Data extracted from a collection:
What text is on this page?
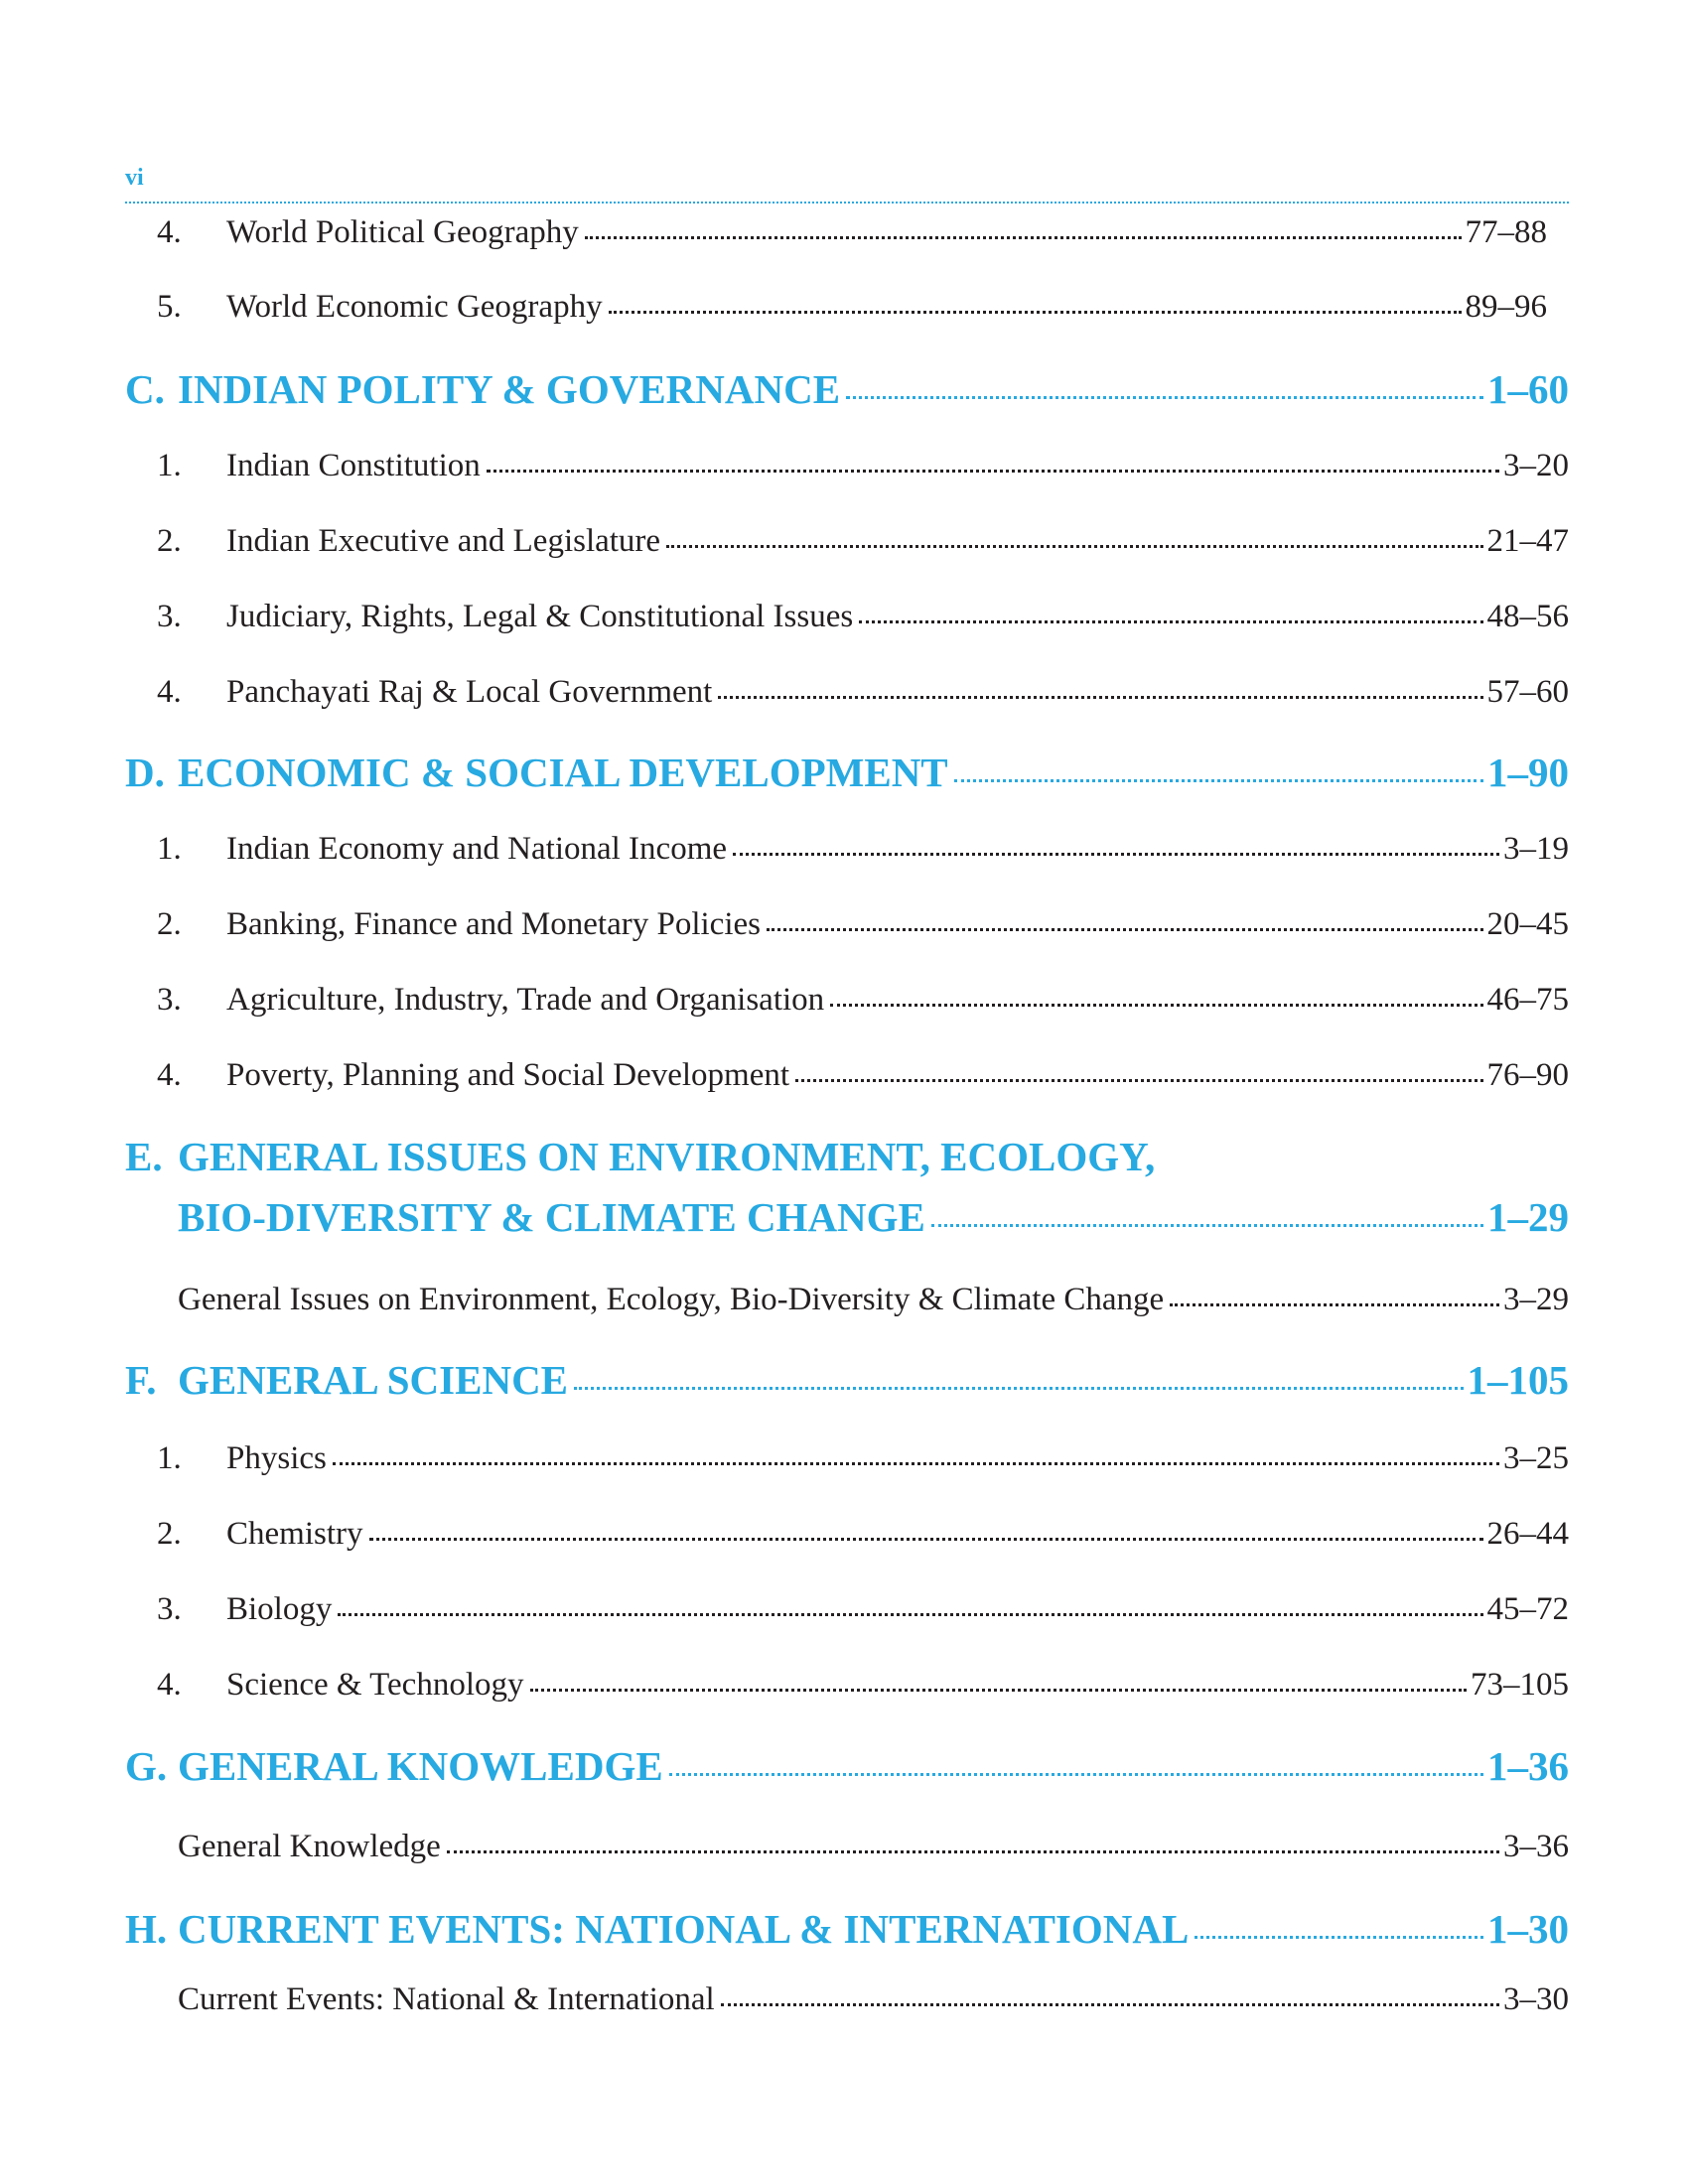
vi
4.	World Political Geography	77–88
5.	World Economic Geography	89–96
C. INDIAN POLITY & GOVERNANCE	1–60
1.	Indian Constitution	3–20
2.	Indian Executive and Legislature	21–47
3.	Judiciary, Rights, Legal & Constitutional Issues	48–56
4.	Panchayati Raj & Local Government	57–60
D. ECONOMIC & SOCIAL DEVELOPMENT	1–90
1.	Indian Economy and National Income	3–19
2.	Banking, Finance and Monetary Policies	20–45
3.	Agriculture, Industry, Trade and Organisation	46–75
4.	Poverty, Planning and Social Development	76–90
E. GENERAL ISSUES ON ENVIRONMENT, ECOLOGY,
BIO-DIVERSITY & CLIMATE CHANGE	1–29
General Issues on Environment, Ecology, Bio-Diversity & Climate Change	3–29
F. GENERAL SCIENCE	1–105
1.	Physics	3–25
2.	Chemistry	26–44
3.	Biology	45–72
4.	Science & Technology	73–105
G. GENERAL KNOWLEDGE	1–36
General Knowledge	3–36
H. CURRENT EVENTS: NATIONAL & INTERNATIONAL	1–30
Current Events: National & International	3–30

▶ _What the exercise asks_
Exclude the pictures, and transcribe all of the material exactly.

▶ _Answer for this exercise_
What text is on this page?
vi
4.	World Political Geography	77–88
5.	World Economic Geography	89–96
C. INDIAN POLITY & GOVERNANCE	1–60
1.	Indian Constitution	3–20
2.	Indian Executive and Legislature	21–47
3.	Judiciary, Rights, Legal & Constitutional Issues	48–56
4.	Panchayati Raj & Local Government	57–60
D. ECONOMIC & SOCIAL DEVELOPMENT	1–90
1.	Indian Economy and National Income	3–19
2.	Banking, Finance and Monetary Policies	20–45
3.	Agriculture, Industry, Trade and Organisation	46–75
4.	Poverty, Planning and Social Development	76–90
E. GENERAL ISSUES ON ENVIRONMENT, ECOLOGY,
BIO-DIVERSITY & CLIMATE CHANGE	1–29
General Issues on Environment, Ecology, Bio-Diversity & Climate Change	3–29
F. GENERAL SCIENCE	1–105
1.	Physics	3–25
2.	Chemistry	26–44
3.	Biology	45–72
4.	Science & Technology	73–105
G. GENERAL KNOWLEDGE	1–36
General Knowledge	3–36
H. CURRENT EVENTS: NATIONAL & INTERNATIONAL	1–30
Current Events: National & International	3–30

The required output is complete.